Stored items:
-*-*-

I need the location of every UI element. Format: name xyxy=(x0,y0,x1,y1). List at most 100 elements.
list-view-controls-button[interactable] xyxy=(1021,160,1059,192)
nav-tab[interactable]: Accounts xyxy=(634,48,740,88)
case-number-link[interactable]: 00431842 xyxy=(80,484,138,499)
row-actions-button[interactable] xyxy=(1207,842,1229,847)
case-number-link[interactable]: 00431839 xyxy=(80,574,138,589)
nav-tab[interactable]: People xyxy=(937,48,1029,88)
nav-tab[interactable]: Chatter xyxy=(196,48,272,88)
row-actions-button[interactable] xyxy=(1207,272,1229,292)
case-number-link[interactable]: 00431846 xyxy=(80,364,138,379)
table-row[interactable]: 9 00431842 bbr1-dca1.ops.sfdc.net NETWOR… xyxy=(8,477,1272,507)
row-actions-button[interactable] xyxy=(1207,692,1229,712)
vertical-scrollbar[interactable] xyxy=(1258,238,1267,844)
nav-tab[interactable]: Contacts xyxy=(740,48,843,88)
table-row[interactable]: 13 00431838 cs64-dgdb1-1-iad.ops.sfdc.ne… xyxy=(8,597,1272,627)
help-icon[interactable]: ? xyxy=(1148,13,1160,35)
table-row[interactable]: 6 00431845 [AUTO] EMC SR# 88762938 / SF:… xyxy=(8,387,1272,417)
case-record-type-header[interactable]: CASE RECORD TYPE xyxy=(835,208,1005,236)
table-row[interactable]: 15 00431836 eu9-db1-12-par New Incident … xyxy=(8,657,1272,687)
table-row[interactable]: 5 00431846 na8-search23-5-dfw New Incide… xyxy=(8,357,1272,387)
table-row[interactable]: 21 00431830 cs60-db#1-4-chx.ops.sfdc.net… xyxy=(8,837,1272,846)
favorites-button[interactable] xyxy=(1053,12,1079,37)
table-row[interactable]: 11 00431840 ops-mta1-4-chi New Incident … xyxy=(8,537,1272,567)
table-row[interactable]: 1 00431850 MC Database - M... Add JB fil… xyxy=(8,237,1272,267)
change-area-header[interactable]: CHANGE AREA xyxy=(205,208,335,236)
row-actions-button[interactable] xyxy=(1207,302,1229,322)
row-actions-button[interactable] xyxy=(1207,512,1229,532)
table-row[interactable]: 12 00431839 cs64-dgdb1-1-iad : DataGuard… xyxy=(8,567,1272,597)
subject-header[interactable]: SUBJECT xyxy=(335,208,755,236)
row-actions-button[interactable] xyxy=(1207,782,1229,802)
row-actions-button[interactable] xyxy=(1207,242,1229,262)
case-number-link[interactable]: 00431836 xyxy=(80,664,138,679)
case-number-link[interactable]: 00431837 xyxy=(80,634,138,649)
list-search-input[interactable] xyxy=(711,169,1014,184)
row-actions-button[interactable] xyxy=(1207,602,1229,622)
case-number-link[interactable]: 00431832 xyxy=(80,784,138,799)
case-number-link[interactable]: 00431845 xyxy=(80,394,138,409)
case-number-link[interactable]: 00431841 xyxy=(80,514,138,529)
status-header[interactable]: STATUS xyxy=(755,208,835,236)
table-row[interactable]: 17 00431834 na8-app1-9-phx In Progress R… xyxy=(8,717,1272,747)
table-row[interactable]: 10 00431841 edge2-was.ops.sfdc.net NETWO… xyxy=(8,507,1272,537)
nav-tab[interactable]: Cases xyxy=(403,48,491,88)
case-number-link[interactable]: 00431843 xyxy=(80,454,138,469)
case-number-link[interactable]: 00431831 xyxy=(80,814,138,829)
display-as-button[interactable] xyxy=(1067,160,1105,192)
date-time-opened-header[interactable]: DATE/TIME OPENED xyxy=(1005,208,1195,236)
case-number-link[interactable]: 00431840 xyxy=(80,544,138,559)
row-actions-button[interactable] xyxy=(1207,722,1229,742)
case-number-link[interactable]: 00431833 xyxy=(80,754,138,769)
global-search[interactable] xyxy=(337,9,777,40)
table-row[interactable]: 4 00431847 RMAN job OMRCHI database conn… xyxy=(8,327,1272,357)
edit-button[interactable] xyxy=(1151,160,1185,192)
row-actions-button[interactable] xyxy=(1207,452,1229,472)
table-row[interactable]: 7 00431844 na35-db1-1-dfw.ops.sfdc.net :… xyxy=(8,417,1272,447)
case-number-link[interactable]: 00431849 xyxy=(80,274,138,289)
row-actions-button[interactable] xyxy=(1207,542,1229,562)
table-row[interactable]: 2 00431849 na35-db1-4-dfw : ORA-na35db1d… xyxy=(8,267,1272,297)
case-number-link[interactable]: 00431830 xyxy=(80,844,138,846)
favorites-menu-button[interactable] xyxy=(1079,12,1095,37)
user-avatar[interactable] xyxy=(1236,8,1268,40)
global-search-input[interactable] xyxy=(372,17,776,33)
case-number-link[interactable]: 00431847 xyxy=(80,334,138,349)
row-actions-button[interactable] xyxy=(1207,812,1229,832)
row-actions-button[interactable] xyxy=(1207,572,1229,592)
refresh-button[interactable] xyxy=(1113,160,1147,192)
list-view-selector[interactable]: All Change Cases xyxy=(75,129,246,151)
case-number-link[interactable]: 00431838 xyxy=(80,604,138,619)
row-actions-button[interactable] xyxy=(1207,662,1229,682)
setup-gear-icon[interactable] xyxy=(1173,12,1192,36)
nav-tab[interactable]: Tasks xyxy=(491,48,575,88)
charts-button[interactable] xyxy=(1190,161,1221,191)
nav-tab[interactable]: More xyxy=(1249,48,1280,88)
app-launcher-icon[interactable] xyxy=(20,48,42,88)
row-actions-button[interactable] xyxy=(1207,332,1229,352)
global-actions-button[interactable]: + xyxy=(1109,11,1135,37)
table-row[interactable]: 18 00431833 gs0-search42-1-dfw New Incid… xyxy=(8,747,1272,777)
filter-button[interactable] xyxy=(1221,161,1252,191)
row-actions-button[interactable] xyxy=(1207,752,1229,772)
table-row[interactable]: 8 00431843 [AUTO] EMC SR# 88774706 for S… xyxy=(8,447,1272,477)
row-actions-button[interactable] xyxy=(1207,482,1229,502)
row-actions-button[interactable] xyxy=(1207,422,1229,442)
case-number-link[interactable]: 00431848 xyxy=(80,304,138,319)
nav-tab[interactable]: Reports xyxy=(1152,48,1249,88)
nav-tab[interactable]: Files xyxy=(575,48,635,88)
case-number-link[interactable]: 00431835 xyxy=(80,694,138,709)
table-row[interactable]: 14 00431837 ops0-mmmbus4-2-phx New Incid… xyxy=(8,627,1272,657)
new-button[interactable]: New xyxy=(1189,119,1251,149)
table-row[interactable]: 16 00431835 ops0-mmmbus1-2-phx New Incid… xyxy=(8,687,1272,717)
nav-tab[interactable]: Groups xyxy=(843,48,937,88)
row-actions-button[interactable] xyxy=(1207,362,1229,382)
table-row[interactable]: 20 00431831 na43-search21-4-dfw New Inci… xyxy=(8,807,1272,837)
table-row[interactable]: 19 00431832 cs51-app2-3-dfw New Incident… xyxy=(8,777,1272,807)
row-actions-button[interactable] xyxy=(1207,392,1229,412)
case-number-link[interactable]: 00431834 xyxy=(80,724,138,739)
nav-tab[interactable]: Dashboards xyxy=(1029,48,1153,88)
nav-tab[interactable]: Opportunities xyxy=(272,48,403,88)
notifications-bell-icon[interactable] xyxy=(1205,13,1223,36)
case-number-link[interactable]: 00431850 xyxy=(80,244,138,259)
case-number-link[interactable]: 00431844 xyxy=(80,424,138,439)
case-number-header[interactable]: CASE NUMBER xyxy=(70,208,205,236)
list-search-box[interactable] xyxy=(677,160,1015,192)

-*-*-

=== TASK BRIEF ===
Repeat every line of the stored items above verbatim.

=== SOLVED PROBLEM ===
I need the location of every UI element. Format: name xyxy=(x0,y0,x1,y1). List at most 100 elements.
list-view-controls-button[interactable] xyxy=(1021,160,1059,192)
nav-tab[interactable]: Accounts xyxy=(634,48,740,88)
case-number-link[interactable]: 00431842 xyxy=(80,484,138,499)
row-actions-button[interactable] xyxy=(1207,842,1229,847)
case-number-link[interactable]: 00431839 xyxy=(80,574,138,589)
nav-tab[interactable]: People xyxy=(937,48,1029,88)
nav-tab[interactable]: Chatter xyxy=(196,48,272,88)
row-actions-button[interactable] xyxy=(1207,272,1229,292)
case-number-link[interactable]: 00431846 xyxy=(80,364,138,379)
table-row[interactable]: 9 00431842 bbr1-dca1.ops.sfdc.net NETWOR… xyxy=(8,477,1272,507)
row-actions-button[interactable] xyxy=(1207,692,1229,712)
vertical-scrollbar[interactable] xyxy=(1258,238,1267,844)
nav-tab[interactable]: Contacts xyxy=(740,48,843,88)
table-row[interactable]: 13 00431838 cs64-dgdb1-1-iad.ops.sfdc.ne… xyxy=(8,597,1272,627)
help-icon[interactable]: ? xyxy=(1148,13,1160,35)
table-row[interactable]: 6 00431845 [AUTO] EMC SR# 88762938 / SF:… xyxy=(8,387,1272,417)
case-record-type-header[interactable]: CASE RECORD TYPE xyxy=(835,208,1005,236)
table-row[interactable]: 15 00431836 eu9-db1-12-par New Incident … xyxy=(8,657,1272,687)
table-row[interactable]: 5 00431846 na8-search23-5-dfw New Incide… xyxy=(8,357,1272,387)
table-row[interactable]: 21 00431830 cs60-db#1-4-chx.ops.sfdc.net… xyxy=(8,837,1272,846)
favorites-button[interactable] xyxy=(1053,12,1079,37)
table-row[interactable]: 11 00431840 ops-mta1-4-chi New Incident … xyxy=(8,537,1272,567)
table-row[interactable]: 1 00431850 MC Database - M... Add JB fil… xyxy=(8,237,1272,267)
change-area-header[interactable]: CHANGE AREA xyxy=(205,208,335,236)
row-actions-button[interactable] xyxy=(1207,302,1229,322)
row-actions-button[interactable] xyxy=(1207,512,1229,532)
table-row[interactable]: 12 00431839 cs64-dgdb1-1-iad : DataGuard… xyxy=(8,567,1272,597)
subject-header[interactable]: SUBJECT xyxy=(335,208,755,236)
row-actions-button[interactable] xyxy=(1207,782,1229,802)
row-actions-button[interactable] xyxy=(1207,242,1229,262)
case-number-link[interactable]: 00431836 xyxy=(80,664,138,679)
case-number-link[interactable]: 00431837 xyxy=(80,634,138,649)
list-search-input[interactable] xyxy=(711,169,1014,184)
row-actions-button[interactable] xyxy=(1207,602,1229,622)
case-number-link[interactable]: 00431832 xyxy=(80,784,138,799)
case-number-link[interactable]: 00431845 xyxy=(80,394,138,409)
case-number-link[interactable]: 00431841 xyxy=(80,514,138,529)
status-header[interactable]: STATUS xyxy=(755,208,835,236)
table-row[interactable]: 17 00431834 na8-app1-9-phx In Progress R… xyxy=(8,717,1272,747)
table-row[interactable]: 10 00431841 edge2-was.ops.sfdc.net NETWO… xyxy=(8,507,1272,537)
nav-tab[interactable]: Cases xyxy=(403,48,491,88)
case-number-link[interactable]: 00431843 xyxy=(80,454,138,469)
case-number-link[interactable]: 00431831 xyxy=(80,814,138,829)
display-as-button[interactable] xyxy=(1067,160,1105,192)
date-time-opened-header[interactable]: DATE/TIME OPENED xyxy=(1005,208,1195,236)
case-number-link[interactable]: 00431840 xyxy=(80,544,138,559)
row-actions-button[interactable] xyxy=(1207,722,1229,742)
case-number-link[interactable]: 00431833 xyxy=(80,754,138,769)
global-search[interactable] xyxy=(337,9,777,40)
table-row[interactable]: 4 00431847 RMAN job OMRCHI database conn… xyxy=(8,327,1272,357)
edit-button[interactable] xyxy=(1151,160,1185,192)
row-actions-button[interactable] xyxy=(1207,452,1229,472)
table-row[interactable]: 7 00431844 na35-db1-1-dfw.ops.sfdc.net :… xyxy=(8,417,1272,447)
case-number-link[interactable]: 00431849 xyxy=(80,274,138,289)
row-actions-button[interactable] xyxy=(1207,542,1229,562)
table-row[interactable]: 2 00431849 na35-db1-4-dfw : ORA-na35db1d… xyxy=(8,267,1272,297)
case-number-link[interactable]: 00431830 xyxy=(80,844,138,846)
favorites-menu-button[interactable] xyxy=(1079,12,1095,37)
user-avatar[interactable] xyxy=(1236,8,1268,40)
global-search-input[interactable] xyxy=(372,17,776,33)
case-number-link[interactable]: 00431847 xyxy=(80,334,138,349)
row-actions-button[interactable] xyxy=(1207,812,1229,832)
row-actions-button[interactable] xyxy=(1207,572,1229,592)
refresh-button[interactable] xyxy=(1113,160,1147,192)
list-view-selector[interactable]: All Change Cases xyxy=(75,129,246,151)
case-number-link[interactable]: 00431838 xyxy=(80,604,138,619)
row-actions-button[interactable] xyxy=(1207,662,1229,682)
setup-gear-icon[interactable] xyxy=(1173,12,1192,36)
nav-tab[interactable]: Tasks xyxy=(491,48,575,88)
charts-button[interactable] xyxy=(1190,161,1221,191)
nav-tab[interactable]: More xyxy=(1249,48,1280,88)
app-launcher-icon[interactable] xyxy=(20,48,42,88)
row-actions-button[interactable] xyxy=(1207,332,1229,352)
global-actions-button[interactable]: + xyxy=(1109,11,1135,37)
table-row[interactable]: 18 00431833 gs0-search42-1-dfw New Incid… xyxy=(8,747,1272,777)
filter-button[interactable] xyxy=(1221,161,1252,191)
row-actions-button[interactable] xyxy=(1207,752,1229,772)
table-row[interactable]: 8 00431843 [AUTO] EMC SR# 88774706 for S… xyxy=(8,447,1272,477)
row-actions-button[interactable] xyxy=(1207,482,1229,502)
row-actions-button[interactable] xyxy=(1207,422,1229,442)
case-number-link[interactable]: 00431848 xyxy=(80,304,138,319)
nav-tab[interactable]: Reports xyxy=(1152,48,1249,88)
nav-tab[interactable]: Files xyxy=(575,48,635,88)
case-number-link[interactable]: 00431835 xyxy=(80,694,138,709)
table-row[interactable]: 14 00431837 ops0-mmmbus4-2-phx New Incid… xyxy=(8,627,1272,657)
new-button[interactable]: New xyxy=(1189,119,1251,149)
table-row[interactable]: 16 00431835 ops0-mmmbus1-2-phx New Incid… xyxy=(8,687,1272,717)
nav-tab[interactable]: Groups xyxy=(843,48,937,88)
row-actions-button[interactable] xyxy=(1207,362,1229,382)
table-row[interactable]: 20 00431831 na43-search21-4-dfw New Inci… xyxy=(8,807,1272,837)
table-row[interactable]: 19 00431832 cs51-app2-3-dfw New Incident… xyxy=(8,777,1272,807)
row-actions-button[interactable] xyxy=(1207,392,1229,412)
case-number-link[interactable]: 00431834 xyxy=(80,724,138,739)
nav-tab[interactable]: Dashboards xyxy=(1029,48,1153,88)
nav-tab[interactable]: Opportunities xyxy=(272,48,403,88)
notifications-bell-icon[interactable] xyxy=(1205,13,1223,36)
case-number-link[interactable]: 00431850 xyxy=(80,244,138,259)
case-number-link[interactable]: 00431844 xyxy=(80,424,138,439)
case-number-header[interactable]: CASE NUMBER xyxy=(70,208,205,236)
list-search-box[interactable] xyxy=(677,160,1015,192)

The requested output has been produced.